* **DIRECTIVE**
Reproduce every record below exactly as written, but leave out any pictures.

* start DATASET *

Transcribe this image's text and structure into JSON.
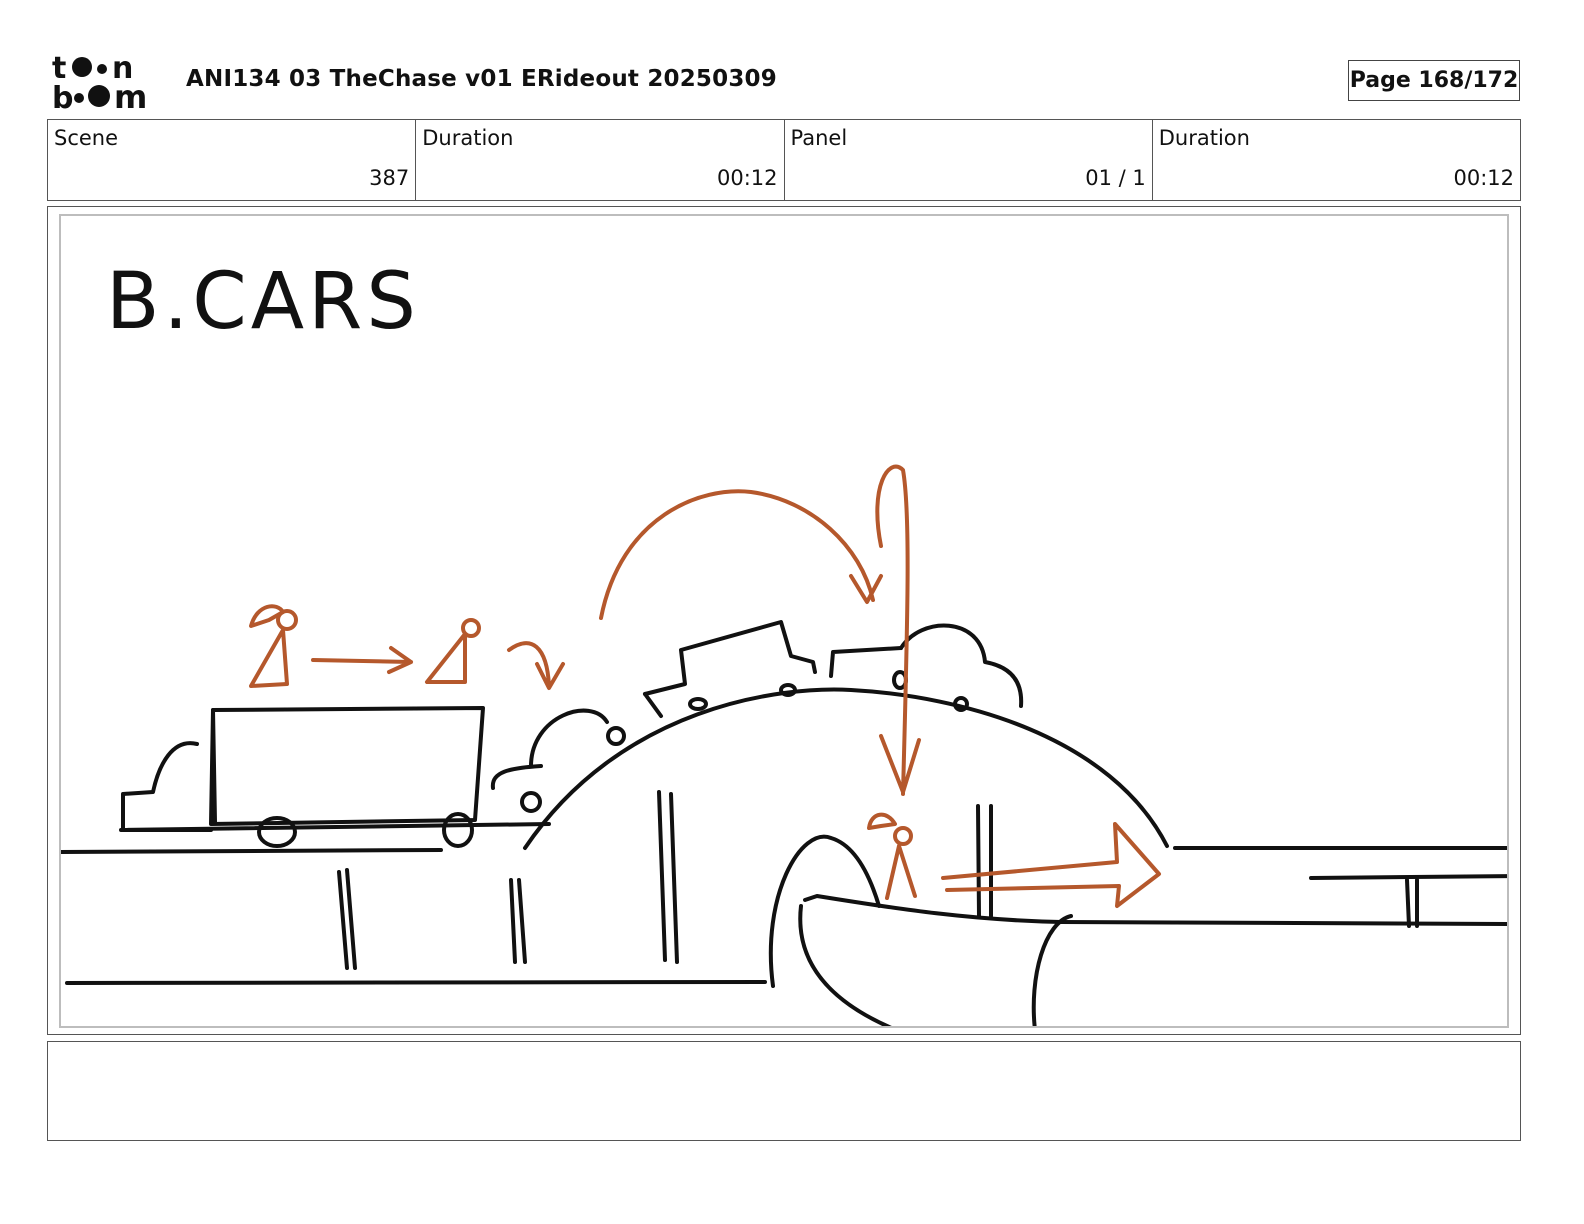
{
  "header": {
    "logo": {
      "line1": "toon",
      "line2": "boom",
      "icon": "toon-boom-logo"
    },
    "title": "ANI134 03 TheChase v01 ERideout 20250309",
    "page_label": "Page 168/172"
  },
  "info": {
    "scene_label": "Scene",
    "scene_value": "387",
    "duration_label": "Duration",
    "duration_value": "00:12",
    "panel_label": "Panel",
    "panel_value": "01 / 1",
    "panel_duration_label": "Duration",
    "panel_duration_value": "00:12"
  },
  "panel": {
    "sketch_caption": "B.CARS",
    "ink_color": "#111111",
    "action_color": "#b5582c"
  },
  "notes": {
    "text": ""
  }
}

* end DATASET *

* **SOLUTION FOR THIS EXERCISE**
Transcribe this image's text and structure into JSON.
{
  "header": {
    "logo": {
      "line1": "toon",
      "line2": "boom",
      "icon": "toon-boom-logo"
    },
    "title": "ANI134 03 TheChase v01 ERideout 20250309",
    "page_label": "Page 168/172"
  },
  "info": {
    "scene_label": "Scene",
    "scene_value": "387",
    "duration_label": "Duration",
    "duration_value": "00:12",
    "panel_label": "Panel",
    "panel_value": "01 / 1",
    "panel_duration_label": "Duration",
    "panel_duration_value": "00:12"
  },
  "panel": {
    "sketch_caption": "B.CARS",
    "ink_color": "#111111",
    "action_color": "#b5582c"
  },
  "notes": {
    "text": ""
  }
}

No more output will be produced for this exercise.